* _Work required_: Your task is to copy every line of the entries that contains "inoperativos".

* _Data for the task_:
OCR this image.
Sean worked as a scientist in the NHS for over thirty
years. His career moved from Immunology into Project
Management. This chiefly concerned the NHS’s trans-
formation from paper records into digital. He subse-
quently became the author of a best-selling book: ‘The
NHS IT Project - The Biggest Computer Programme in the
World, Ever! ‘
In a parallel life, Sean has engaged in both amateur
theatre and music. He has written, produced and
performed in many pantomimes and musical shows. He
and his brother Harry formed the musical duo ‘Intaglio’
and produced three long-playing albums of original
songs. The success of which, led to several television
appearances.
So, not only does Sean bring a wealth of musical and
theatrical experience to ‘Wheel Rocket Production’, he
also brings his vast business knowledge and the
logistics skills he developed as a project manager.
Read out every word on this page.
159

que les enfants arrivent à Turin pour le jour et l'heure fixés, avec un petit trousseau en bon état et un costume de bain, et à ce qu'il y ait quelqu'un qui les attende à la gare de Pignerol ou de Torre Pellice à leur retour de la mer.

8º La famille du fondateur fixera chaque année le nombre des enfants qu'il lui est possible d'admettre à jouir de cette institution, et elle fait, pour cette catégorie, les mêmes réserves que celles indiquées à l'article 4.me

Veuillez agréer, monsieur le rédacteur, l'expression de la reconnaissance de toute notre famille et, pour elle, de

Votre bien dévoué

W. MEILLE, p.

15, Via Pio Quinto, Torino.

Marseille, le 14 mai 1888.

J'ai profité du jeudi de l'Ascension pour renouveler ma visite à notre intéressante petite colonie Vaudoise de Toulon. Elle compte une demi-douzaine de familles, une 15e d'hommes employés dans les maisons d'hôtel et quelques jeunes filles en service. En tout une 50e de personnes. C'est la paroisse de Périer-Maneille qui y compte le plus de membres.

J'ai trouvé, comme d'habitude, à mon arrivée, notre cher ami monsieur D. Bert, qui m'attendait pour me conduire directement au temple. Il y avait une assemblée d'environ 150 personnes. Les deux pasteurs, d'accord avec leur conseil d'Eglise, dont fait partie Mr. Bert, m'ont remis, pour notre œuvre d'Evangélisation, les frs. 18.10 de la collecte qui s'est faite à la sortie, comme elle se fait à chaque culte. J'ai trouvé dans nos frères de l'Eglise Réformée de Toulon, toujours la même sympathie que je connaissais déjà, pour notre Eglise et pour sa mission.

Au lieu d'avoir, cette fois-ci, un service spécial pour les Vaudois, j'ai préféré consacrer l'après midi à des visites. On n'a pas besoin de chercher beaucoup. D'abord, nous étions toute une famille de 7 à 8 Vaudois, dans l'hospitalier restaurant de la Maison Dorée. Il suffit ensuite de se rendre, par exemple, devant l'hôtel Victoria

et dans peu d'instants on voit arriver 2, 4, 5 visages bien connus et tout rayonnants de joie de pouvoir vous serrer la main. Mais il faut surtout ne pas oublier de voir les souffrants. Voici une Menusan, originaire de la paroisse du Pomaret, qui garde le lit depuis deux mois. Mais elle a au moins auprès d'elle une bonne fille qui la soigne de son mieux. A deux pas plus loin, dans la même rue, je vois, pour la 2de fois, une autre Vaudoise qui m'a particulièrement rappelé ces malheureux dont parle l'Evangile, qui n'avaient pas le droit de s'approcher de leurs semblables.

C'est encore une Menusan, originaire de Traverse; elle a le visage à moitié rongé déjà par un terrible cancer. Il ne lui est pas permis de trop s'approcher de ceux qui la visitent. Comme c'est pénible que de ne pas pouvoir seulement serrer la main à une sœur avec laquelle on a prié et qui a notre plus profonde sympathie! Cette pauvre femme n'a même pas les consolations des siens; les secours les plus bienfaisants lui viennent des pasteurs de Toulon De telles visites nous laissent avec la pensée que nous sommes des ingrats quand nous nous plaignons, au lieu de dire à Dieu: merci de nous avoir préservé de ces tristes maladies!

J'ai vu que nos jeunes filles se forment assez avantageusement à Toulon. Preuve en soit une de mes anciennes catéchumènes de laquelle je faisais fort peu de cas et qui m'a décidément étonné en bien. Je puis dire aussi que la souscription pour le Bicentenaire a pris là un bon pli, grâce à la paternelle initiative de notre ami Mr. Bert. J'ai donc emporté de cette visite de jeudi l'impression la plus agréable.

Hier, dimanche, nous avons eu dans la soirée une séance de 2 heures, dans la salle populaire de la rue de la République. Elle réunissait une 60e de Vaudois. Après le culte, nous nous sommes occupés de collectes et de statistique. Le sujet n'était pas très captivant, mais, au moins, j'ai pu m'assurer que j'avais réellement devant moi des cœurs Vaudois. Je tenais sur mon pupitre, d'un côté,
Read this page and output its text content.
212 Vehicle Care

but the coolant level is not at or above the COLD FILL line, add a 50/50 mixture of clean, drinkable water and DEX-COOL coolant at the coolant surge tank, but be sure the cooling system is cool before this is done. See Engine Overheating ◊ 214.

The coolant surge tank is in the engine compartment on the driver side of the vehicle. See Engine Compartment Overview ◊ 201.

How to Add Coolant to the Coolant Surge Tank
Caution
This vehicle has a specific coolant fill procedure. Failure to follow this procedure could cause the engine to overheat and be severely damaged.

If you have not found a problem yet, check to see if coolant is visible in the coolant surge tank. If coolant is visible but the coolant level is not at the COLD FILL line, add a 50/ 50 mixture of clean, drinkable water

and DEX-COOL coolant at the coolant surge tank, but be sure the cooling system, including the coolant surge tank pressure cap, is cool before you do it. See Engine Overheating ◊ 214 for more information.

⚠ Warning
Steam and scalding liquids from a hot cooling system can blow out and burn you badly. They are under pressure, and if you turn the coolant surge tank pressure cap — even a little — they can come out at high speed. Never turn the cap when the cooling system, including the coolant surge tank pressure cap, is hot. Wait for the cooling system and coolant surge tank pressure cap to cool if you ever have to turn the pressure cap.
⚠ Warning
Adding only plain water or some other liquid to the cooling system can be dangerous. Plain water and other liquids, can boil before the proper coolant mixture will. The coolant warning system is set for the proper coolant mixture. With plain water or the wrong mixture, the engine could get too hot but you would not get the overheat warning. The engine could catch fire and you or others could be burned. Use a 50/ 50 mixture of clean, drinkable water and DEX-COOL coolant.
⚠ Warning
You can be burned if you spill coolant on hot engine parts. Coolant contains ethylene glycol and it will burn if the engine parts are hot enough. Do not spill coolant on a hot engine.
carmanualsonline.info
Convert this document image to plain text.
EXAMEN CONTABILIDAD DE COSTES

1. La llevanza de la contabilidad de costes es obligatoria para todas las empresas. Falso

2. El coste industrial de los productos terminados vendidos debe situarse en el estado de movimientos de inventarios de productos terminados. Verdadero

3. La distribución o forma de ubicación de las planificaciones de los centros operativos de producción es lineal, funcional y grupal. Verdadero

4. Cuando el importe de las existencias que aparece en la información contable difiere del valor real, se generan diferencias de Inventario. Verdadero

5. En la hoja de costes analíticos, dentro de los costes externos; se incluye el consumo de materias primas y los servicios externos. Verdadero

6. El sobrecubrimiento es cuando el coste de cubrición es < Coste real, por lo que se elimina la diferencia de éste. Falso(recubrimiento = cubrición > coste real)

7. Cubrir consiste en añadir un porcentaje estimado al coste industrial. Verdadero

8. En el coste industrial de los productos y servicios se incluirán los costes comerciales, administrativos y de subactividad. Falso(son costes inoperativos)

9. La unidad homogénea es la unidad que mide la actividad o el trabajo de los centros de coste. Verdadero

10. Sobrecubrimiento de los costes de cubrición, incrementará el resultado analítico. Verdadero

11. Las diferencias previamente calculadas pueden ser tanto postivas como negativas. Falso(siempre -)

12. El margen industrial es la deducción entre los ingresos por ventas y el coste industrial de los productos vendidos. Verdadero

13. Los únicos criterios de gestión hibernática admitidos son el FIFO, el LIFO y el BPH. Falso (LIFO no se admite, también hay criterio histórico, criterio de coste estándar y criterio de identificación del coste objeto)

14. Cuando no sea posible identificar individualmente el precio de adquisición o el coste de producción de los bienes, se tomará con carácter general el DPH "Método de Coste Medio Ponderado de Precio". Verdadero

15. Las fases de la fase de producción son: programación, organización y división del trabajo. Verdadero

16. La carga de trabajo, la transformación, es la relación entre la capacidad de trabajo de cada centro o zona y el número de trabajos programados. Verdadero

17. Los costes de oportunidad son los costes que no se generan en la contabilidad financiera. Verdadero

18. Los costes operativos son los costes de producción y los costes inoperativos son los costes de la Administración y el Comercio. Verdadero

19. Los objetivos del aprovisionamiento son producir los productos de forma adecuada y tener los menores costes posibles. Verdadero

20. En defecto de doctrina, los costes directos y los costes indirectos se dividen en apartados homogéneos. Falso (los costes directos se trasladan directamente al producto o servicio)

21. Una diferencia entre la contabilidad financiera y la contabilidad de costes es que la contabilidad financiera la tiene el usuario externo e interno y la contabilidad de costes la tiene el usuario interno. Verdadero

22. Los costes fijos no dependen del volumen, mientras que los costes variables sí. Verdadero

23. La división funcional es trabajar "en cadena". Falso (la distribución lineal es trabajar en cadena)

* _Solution_:
8. En el coste industrial de los productos y servicios se incluirán los costes comerciales, administrativos y de subactividad. Falso(son costes inoperativos)
18. Los costes operativos son los costes de producción y los costes inoperativos son los costes de la Administración y el Comercio. Verdadero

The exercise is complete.